╭─ PAGE TEXT
HON. JOSEPH GRANT BEALE, of Leechburg, Armstrong Co., Pa., who represented
his district in the Sixtieth Congress, has been one of the foremost business
men of that part of Pennsylvania practically throughout the period of his
residence there–over forty years. He has been associated with the more
progressive undertakings of the region, has been a leader in public as well as
in business life, and has developed various enterprises of the utmost
importance in the advancement of his section. He is at present serving as
president of the Leechburg Banking Company, now giving all his time and
attention to his coal and banking interests.

The Beale family is of Norman-English origin and one of the oldest in the
State. Its first ancestor in America, a Quaker, came to this country with
William Penn, so the Beales claim to be thoroughly Pennsylvanian. As he was a
civil engineer by profession, he was employed by the proprietary to lay out
the city of Philadelphia. The family afterward settled in the Tuscarora
valley, east of the mountains, where they engaged in agricultural and
manufacturing pursuits. Washington Beale, grandfather of Joseph Grant Beale,
crossed the mountains in the year 1800 and settled in what at that time was
almost a wilderness, near Natrona, the site of the soda works in the northern
part of Allegheny county. He accumulated a valuable property there and the
family fortunes flourished, as was natural when the enterprise and
intelligence of its members had adequate scope.

Washington Beale, Jr., father of Joseph Grant Beale, settled near the
paternal homestead and engaged in farming and stock raising. To him the people
of that section are indebted for at least one practical, noteworthy advance.
Seeing the necessity for a better class of heavy draft horses in the
manufacturing districts, he went to England in 1859 and purchased and imported
into this country the first English draft horses ever brought into western
Pennsylvania. From these horses descended the fine stock for which the
locality has since become noted. His son, Joseph G. Beale, has also taken
considerable interest in this matter, and in 1875, after a visit to Scotland
with his father, imported a superb draft horse from that country. Washington
Beale married Rosanna McCune, of Greensburg, Pa., who was of Scotch-Irish
Presbyterian stock.
╰─
CHALLENGES:
1) In the sketch of Joseph Grant Beale, in what year did his father go to England to buy draft horses?
2) Write the next part of the Joseph Grant Beale biographical sketch, picking up after its final sentence.
╭─ DATA EXTRACT
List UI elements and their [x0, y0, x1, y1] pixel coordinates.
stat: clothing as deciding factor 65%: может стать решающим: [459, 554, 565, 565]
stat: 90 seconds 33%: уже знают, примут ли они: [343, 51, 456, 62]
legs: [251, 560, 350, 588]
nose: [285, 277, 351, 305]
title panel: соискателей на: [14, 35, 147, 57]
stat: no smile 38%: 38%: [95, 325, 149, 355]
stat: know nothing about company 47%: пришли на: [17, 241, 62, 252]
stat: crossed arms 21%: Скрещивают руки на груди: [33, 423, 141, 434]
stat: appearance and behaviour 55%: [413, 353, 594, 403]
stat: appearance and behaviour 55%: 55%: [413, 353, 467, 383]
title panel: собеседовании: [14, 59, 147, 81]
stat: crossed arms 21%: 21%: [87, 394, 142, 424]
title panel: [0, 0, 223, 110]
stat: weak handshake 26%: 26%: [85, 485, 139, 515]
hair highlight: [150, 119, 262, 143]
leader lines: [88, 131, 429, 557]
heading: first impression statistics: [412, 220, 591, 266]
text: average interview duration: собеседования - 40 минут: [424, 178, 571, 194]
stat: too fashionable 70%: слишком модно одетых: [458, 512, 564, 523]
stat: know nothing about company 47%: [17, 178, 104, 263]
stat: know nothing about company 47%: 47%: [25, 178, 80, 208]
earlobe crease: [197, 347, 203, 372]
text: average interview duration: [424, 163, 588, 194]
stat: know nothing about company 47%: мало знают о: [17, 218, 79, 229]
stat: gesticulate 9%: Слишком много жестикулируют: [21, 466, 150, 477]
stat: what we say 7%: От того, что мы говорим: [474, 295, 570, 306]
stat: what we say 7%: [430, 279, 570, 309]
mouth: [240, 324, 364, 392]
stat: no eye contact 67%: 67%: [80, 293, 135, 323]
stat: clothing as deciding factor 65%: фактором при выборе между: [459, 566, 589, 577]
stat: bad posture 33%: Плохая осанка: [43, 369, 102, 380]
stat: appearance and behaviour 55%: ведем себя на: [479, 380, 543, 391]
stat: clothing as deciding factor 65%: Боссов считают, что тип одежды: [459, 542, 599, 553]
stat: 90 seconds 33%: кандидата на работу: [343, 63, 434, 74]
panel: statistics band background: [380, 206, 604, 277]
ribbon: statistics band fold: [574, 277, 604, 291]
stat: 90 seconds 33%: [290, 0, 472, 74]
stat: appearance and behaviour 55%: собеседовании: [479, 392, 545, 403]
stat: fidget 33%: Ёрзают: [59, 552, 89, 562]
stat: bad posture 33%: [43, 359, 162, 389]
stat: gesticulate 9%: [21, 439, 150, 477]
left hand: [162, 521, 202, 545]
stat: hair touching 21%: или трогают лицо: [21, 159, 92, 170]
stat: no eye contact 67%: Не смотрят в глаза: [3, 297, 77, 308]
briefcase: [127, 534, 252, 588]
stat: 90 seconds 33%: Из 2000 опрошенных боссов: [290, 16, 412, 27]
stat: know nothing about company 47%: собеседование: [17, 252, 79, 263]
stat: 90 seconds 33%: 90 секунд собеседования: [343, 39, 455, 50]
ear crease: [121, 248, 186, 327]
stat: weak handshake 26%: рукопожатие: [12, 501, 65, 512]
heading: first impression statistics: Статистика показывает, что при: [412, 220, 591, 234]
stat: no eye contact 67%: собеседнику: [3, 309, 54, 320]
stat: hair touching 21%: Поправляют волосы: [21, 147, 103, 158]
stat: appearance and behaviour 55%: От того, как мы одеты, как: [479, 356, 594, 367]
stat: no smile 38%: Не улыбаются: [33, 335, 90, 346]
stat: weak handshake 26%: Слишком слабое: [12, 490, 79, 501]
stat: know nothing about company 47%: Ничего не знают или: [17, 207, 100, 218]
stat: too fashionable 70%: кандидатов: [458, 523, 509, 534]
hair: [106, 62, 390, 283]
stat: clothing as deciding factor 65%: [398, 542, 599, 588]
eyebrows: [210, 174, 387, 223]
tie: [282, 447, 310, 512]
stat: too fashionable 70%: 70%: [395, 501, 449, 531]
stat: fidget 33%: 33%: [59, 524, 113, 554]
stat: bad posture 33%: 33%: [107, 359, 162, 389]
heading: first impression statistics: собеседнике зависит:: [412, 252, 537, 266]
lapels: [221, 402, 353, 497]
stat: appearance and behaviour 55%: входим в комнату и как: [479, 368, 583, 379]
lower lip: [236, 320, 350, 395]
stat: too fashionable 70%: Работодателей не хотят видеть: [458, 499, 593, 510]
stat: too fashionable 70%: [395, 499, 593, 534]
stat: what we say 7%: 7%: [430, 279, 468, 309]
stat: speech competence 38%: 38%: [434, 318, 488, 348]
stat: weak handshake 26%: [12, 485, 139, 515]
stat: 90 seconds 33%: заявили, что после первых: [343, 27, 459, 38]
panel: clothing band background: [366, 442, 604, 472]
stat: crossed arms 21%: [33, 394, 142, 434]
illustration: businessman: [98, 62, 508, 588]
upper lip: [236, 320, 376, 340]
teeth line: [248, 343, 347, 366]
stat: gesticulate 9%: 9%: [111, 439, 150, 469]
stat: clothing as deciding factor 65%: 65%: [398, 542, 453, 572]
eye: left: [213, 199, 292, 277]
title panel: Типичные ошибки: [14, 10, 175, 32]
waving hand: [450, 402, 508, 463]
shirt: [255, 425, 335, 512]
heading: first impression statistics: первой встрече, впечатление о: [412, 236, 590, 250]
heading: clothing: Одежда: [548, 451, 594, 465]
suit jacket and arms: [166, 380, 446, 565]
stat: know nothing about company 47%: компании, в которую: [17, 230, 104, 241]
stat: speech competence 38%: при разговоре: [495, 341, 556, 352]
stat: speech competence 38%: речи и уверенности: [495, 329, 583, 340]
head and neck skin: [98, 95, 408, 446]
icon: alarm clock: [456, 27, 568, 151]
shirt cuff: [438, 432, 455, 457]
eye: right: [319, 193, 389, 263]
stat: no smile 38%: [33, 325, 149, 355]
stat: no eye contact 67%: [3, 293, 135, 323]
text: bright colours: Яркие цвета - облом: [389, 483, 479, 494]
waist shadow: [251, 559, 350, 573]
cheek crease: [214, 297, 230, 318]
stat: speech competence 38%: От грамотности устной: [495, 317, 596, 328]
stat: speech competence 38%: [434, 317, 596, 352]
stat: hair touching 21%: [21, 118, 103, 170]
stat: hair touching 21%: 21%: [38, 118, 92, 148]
╰─
ANSWERS TO THE PROBLEMS:
1) 1859

2)
Joseph Grant Beale was born March 26, 1839, in Allegheny county, Pa., and
was reared in his native township, upon his father’s farm. He received a
liberal education, attending the common schools and later graduating from the
Caton Academy, at Turtle Creek, Pa., and from the Iron City Commercial
College, of Pittsburgh. When the Civil War broke out he was drilling for oil
in the Kanawha valley, engaged in his first business enterprise. Under the
first call for volunteers he enlisted in the Iron City Guards of Pittsburgh,
for three months. But before the term had expired he reenlisted, for three
years, in what was known as the Friends’ Rifles, being a member of Company C.,
9th Pennsylvania Reserves. He was wounded on the sixth day of the seven day’s
fight, June 30, 1862, at Charles City Cross Roads, and was left on the
battlefield, where he lay for seven days and nights, with no food but a few
crackers, until taken prisoner. He was taken to Richmond and placed in
confinement in Libby prison, was released on parole, and sent to Fortress
Monroe, and while invalided by his wounds pursued the study of law under the
instruction of Samuel M. Purviance and Nathaniel Nelson, of Pittsburgh. After
the engagement in which he was wounded, he was promoted to captain; he never
recovered sufficiently to return to active service.

Mr. Beale did not practice law long, leaving it to engage in 1865 in the
coal business at what was at that time known as Squirrel Hill, meantime making
his home at Hazelwood, Allegheny Co., Pa.. During the time he was engaged in
mining there he removed coal from underneath what are now some of the most
aristocratic portions of the city of Pittsburgh. In the spring of 1868 Mr.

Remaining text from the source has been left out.